Halaman:Nasionalisme, Islamisme, dan Marxisme.pdf/10

Dari Wikisumber bahasa Indonesia, perpustakaan bebas
Halaman ini telah diuji baca

Inilah rahasianja. jang Gandhi tjukup kekuatan mempersatukan fihak Islam dengan fihak Hindu, fihak Parsi, fihak Jain, dan fihak Sikh jang djumlahnja lebih dari tigaratus djuta itu, lebih dari enam kali djumlah putera Indonesia. hampir seperlima dari djumlah manusia jang ada dimuka bumi ini!

Tidak adalah halangannja Nasionalis itu dalam geraknja bekerdja bersama-sama dengan kaum Islamis dan Marxis. Lihatlah kekalnja perhubungan antara Nasionalis Gandhi dengan Pan-Islamis Maulana Mohammad Ali dengan Pan-Islamis Sjaukat Ali, jang waktu pergerakan non-cooperation India sedang menghaibat, hampir tiada pisahnja satu sama lainnja. Lihatlah gerak-nja Partai Nasionalis Kuomintang di Tiongkok, jang dengan ridla hati menerima faham-faham Marxis: tak setudju pada kemiliteran, tak setudju pada Imperialisme. tak setudju pada kemodalan !

* _Bahan yang Disediakan_:
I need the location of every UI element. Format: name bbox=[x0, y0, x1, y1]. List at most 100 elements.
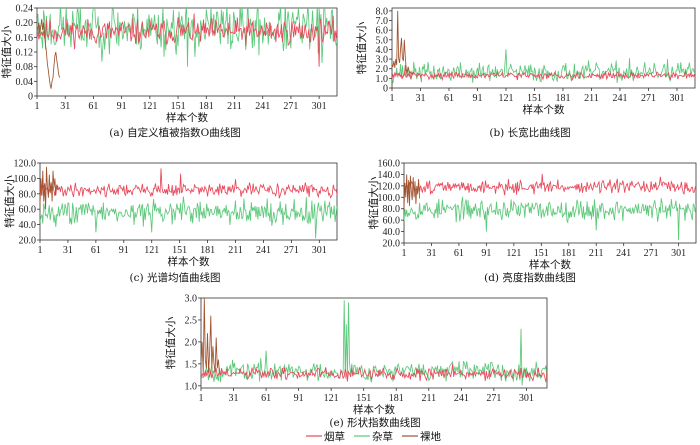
x-tick-label: 241 bbox=[256, 245, 271, 256]
x-tick-label: 301 bbox=[312, 101, 327, 112]
x-tick-label: 241 bbox=[454, 393, 469, 404]
x-tick-label: 91 bbox=[294, 393, 304, 404]
x-tick-label: 121 bbox=[144, 245, 159, 256]
x-tick-label: 301 bbox=[669, 93, 684, 104]
series-line-2 bbox=[404, 174, 421, 209]
y-tick-label: 3.0 bbox=[376, 55, 389, 66]
y-axis-label: 特征值大小 bbox=[3, 175, 16, 228]
caption-b: (b) 长宽比曲线图 bbox=[489, 126, 570, 139]
series-line-0 bbox=[404, 173, 696, 196]
y-tick-label: 140.0 bbox=[378, 170, 401, 181]
x-tick-label: 61 bbox=[88, 101, 98, 112]
y-axis-label: 特征值大小 bbox=[0, 25, 13, 78]
series-line-1 bbox=[404, 196, 696, 241]
y-tick-label: 1.0 bbox=[185, 381, 198, 392]
y-tick-label: 40.0 bbox=[19, 220, 37, 231]
legend-label-weed: 杂草 bbox=[372, 431, 393, 443]
x-tick-label: 151 bbox=[527, 93, 542, 104]
y-axis-label: 特征值大小 bbox=[367, 176, 380, 229]
series-line-2 bbox=[37, 18, 61, 89]
series-line-2 bbox=[392, 10, 415, 76]
y-tick-label: 120.0 bbox=[378, 181, 401, 192]
y-tick-label: 6.0 bbox=[376, 26, 389, 37]
y-axis-label: 特征值大小 bbox=[355, 21, 368, 74]
x-tick-label: 121 bbox=[324, 393, 339, 404]
plot-frame bbox=[39, 162, 338, 241]
legend: 烟草 杂草 裸地 bbox=[306, 430, 441, 443]
x-tick-label: 211 bbox=[589, 248, 604, 259]
plot-frame bbox=[200, 297, 548, 389]
legend-label-tobacco: 烟草 bbox=[324, 430, 345, 443]
x-tick-label: 31 bbox=[426, 248, 436, 259]
x-axis-label: 样本个数 bbox=[529, 258, 571, 271]
x-axis-label: 样本个数 bbox=[353, 403, 395, 416]
x-tick-label: 211 bbox=[228, 245, 243, 256]
x-tick-label: 181 bbox=[555, 93, 570, 104]
y-tick-label: 60.0 bbox=[19, 205, 37, 216]
x-tick-label: 151 bbox=[171, 101, 186, 112]
x-tick-label: 271 bbox=[644, 248, 659, 259]
x-tick-label: 91 bbox=[117, 101, 127, 112]
y-tick-label: 80.0 bbox=[383, 204, 401, 215]
x-tick-label: 301 bbox=[312, 245, 327, 256]
y-tick-label: 0.04 bbox=[16, 77, 34, 88]
y-tick-label: 5.0 bbox=[376, 35, 389, 46]
legend-label-bare-soil: 裸地 bbox=[420, 430, 441, 443]
x-tick-label: 151 bbox=[356, 393, 371, 404]
x-tick-label: 61 bbox=[454, 248, 464, 259]
y-tick-label: 2.0 bbox=[376, 64, 389, 75]
x-tick-label: 1 bbox=[35, 101, 40, 112]
x-tick-label: 271 bbox=[641, 93, 656, 104]
x-tick-label: 151 bbox=[172, 245, 187, 256]
x-tick-label: 241 bbox=[616, 248, 631, 259]
series-line-1 bbox=[40, 196, 337, 239]
x-tick-label: 31 bbox=[229, 393, 239, 404]
series-line-0 bbox=[40, 168, 337, 199]
x-tick-label: 31 bbox=[60, 101, 70, 112]
plot-frame bbox=[391, 7, 696, 89]
x-tick-label: 271 bbox=[284, 245, 299, 256]
chart-c: 20.0 40.0 60.0 80.0 100.0 120.0 1 31 61 91 121 151 1… bbox=[3, 159, 338, 268]
x-tick-label: 61 bbox=[91, 245, 101, 256]
x-tick-label: 31 bbox=[63, 245, 73, 256]
y-axis-label: 特征值大小 bbox=[164, 316, 177, 369]
x-tick-label: 91 bbox=[472, 93, 482, 104]
x-tick-label: 211 bbox=[421, 393, 436, 404]
y-tick-label: 60.0 bbox=[383, 216, 401, 227]
series-line-2 bbox=[40, 166, 59, 210]
y-tick-label: 0 bbox=[383, 84, 388, 95]
x-tick-label: 1 bbox=[390, 93, 395, 104]
x-tick-label: 271 bbox=[283, 101, 298, 112]
x-axis-label: 样本个数 bbox=[168, 255, 210, 268]
y-tick-label: 4.0 bbox=[376, 45, 389, 56]
y-tick-label: 7.0 bbox=[376, 16, 389, 27]
series-line-0 bbox=[201, 363, 547, 383]
caption-d: (d) 亮度指数曲线图 bbox=[484, 271, 576, 284]
caption-c: (c) 光谱均值曲线图 bbox=[130, 271, 221, 284]
series-line-0 bbox=[392, 64, 695, 82]
y-tick-label: 20.0 bbox=[19, 236, 37, 247]
y-tick-label: 2.0 bbox=[185, 337, 198, 348]
series-line-1 bbox=[201, 300, 547, 386]
x-tick-label: 121 bbox=[498, 93, 513, 104]
x-tick-label: 61 bbox=[261, 393, 271, 404]
y-tick-label: 0.24 bbox=[16, 4, 34, 15]
y-tick-label: 20.0 bbox=[383, 239, 401, 250]
x-tick-label: 91 bbox=[481, 248, 491, 259]
y-tick-label: 100.0 bbox=[14, 174, 37, 185]
x-tick-label: 211 bbox=[584, 93, 599, 104]
y-tick-label: 120.0 bbox=[14, 159, 37, 170]
caption-a: (a) 自定义植被指数O曲线图 bbox=[109, 126, 240, 139]
x-tick-label: 1 bbox=[38, 245, 43, 256]
y-tick-label: 2.5 bbox=[185, 315, 198, 326]
chart-b: 01.02.03.04.05.06.07.08.0 1 31 61 91 121 151 18… bbox=[355, 6, 696, 116]
y-tick-label: 80.0 bbox=[19, 189, 37, 200]
x-tick-label: 271 bbox=[486, 393, 501, 404]
y-tick-label: 0.16 bbox=[16, 33, 34, 44]
series-line-1 bbox=[392, 49, 695, 84]
chart-e: 1.0 1.5 2.0 2.5 3.0 1 31 61 91 121 151 181 211 241 271… bbox=[164, 294, 548, 416]
x-tick-label: 211 bbox=[227, 101, 242, 112]
x-tick-label: 121 bbox=[506, 248, 521, 259]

* _Kerjakan Berikut Ini_:
A – Tulis ulang seluruh bagian teks tentang nasionalisme dari "Inilah rahasianja. jang" sampai "setudju pada kemodalan !", dengan menukar "Tiongkok" menjadi "Cina".
B – Sambung teks tentang nasionalisme mulai dari bagian terakhirnya.

* _Jawaban Latihan_:
A –
Inilah rahasianja. jang Gandhi tjukup kekuatan mempersatukan fihak Islam dengan fihak Hindu, fihak Parsi, fihak Jain, dan fihak Sikh jang djumlahnja lebih dari tigaratus djuta itu, lebih dari enam kali djumlah putera Indonesia. hampir seperlima dari djumlah manusia jang ada dimuka bumi ini!

Tidak adalah halangannja Nasionalis itu dalam geraknja bekerdja bersama-sama dengan kaum Islamis dan Marxis. Lihatlah kekalnja perhubungan antara Nasionalis Gandhi dengan Pan-Islamis Maulana Mohammad Ali dengan Pan-Islamis Sjaukat Ali, jang waktu pergerakan non-cooperation India sedang menghaibat, hampir tiada pisahnja satu sama lainnja. Lihatlah gerak-nja Partai Nasionalis Kuomintang di Cina, jang dengan ridla hati menerima faham-faham Marxis: tak setudju pada kemiliteran, tak setudju pada Imperialisme. tak setudju pada kemodalan !

B –
Bukannja kita mengharap, jang Nasionalis itu supaja berobah faham djadi Islamis atau Marxis, bukannja maksud kita menjuruh Marxis dan Islamis itu berbalik mendjadi Nasionalis, akan tetapi impian kita jalah kerukunan, persatuan antara tiga golongan itu.


Bahwa sesungguhnja, asal mau sahadja .... kuranglah djalan kearah persatuan. Kemauan, pertjaja akan ketulusan hati satu sama lain, keinsjafan akan pepatah rukun membikin sentausa" (itulah sebaik-baik-nja djembatan kearah persatuan), tjukup kuatnja untuk melangkahi segala perbedaan dan keseganan antara segala fihak-fihak dalam pergerakan kita ini.


Kita ulangi lagi: Tidak adalah halangannja Nasionalis itu dalam geraknja, bekerdja bersama-sama dengan Islamis dan Marxis.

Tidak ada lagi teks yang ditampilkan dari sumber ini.